▶ **Work to be completed**
Keep the images out and copy every entry below exactly.

▶ **Data listing**
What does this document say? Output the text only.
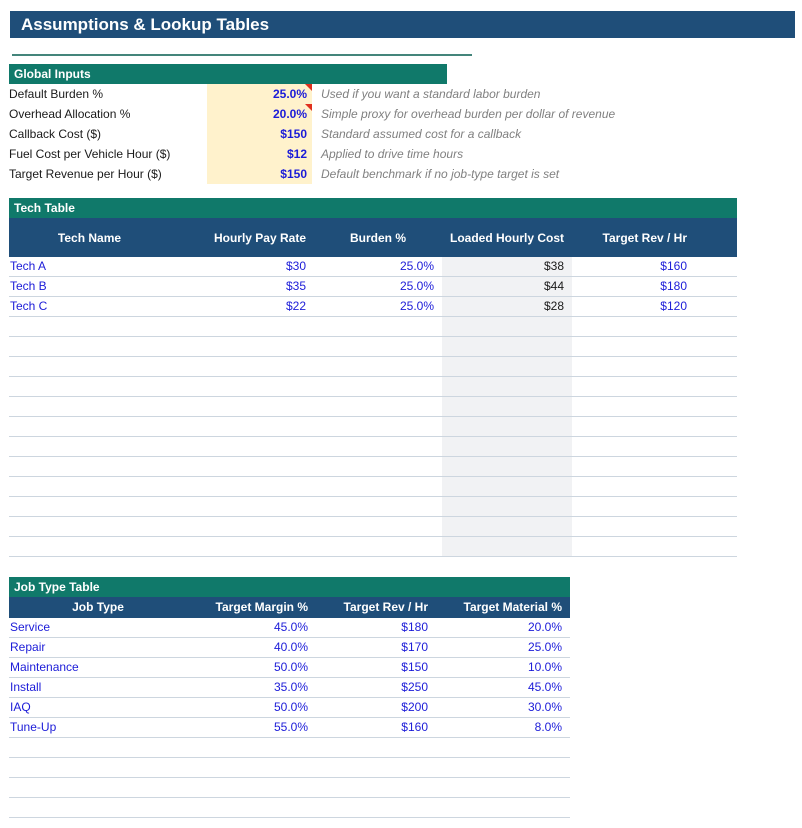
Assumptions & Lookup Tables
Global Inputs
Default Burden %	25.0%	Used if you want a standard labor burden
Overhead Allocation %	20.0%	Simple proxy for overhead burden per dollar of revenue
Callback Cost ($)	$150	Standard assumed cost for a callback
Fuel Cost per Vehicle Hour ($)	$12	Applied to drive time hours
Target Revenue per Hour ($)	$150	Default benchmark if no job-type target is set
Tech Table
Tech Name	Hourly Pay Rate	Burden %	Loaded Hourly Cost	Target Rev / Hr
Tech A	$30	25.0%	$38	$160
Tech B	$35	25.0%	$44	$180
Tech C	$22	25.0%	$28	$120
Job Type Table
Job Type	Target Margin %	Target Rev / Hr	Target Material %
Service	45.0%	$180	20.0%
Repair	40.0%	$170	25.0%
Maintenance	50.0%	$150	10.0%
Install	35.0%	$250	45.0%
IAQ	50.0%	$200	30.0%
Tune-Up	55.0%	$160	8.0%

▶ **Answer to this problem**
What does this document say? Output the text only.
Assumptions & Lookup Tables
Global Inputs
Default Burden %	25.0%	Used if you want a standard labor burden
Overhead Allocation %	20.0%	Simple proxy for overhead burden per dollar of revenue
Callback Cost ($)	$150	Standard assumed cost for a callback
Fuel Cost per Vehicle Hour ($)	$12	Applied to drive time hours
Target Revenue per Hour ($)	$150	Default benchmark if no job-type target is set
Tech Table
Tech Name	Hourly Pay Rate	Burden %	Loaded Hourly Cost	Target Rev / Hr
Tech A	$30	25.0%	$38	$160
Tech B	$35	25.0%	$44	$180
Tech C	$22	25.0%	$28	$120
Job Type Table
Job Type	Target Margin %	Target Rev / Hr	Target Material %
Service	45.0%	$180	20.0%
Repair	40.0%	$170	25.0%
Maintenance	50.0%	$150	10.0%
Install	35.0%	$250	45.0%
IAQ	50.0%	$200	30.0%
Tune-Up	55.0%	$160	8.0%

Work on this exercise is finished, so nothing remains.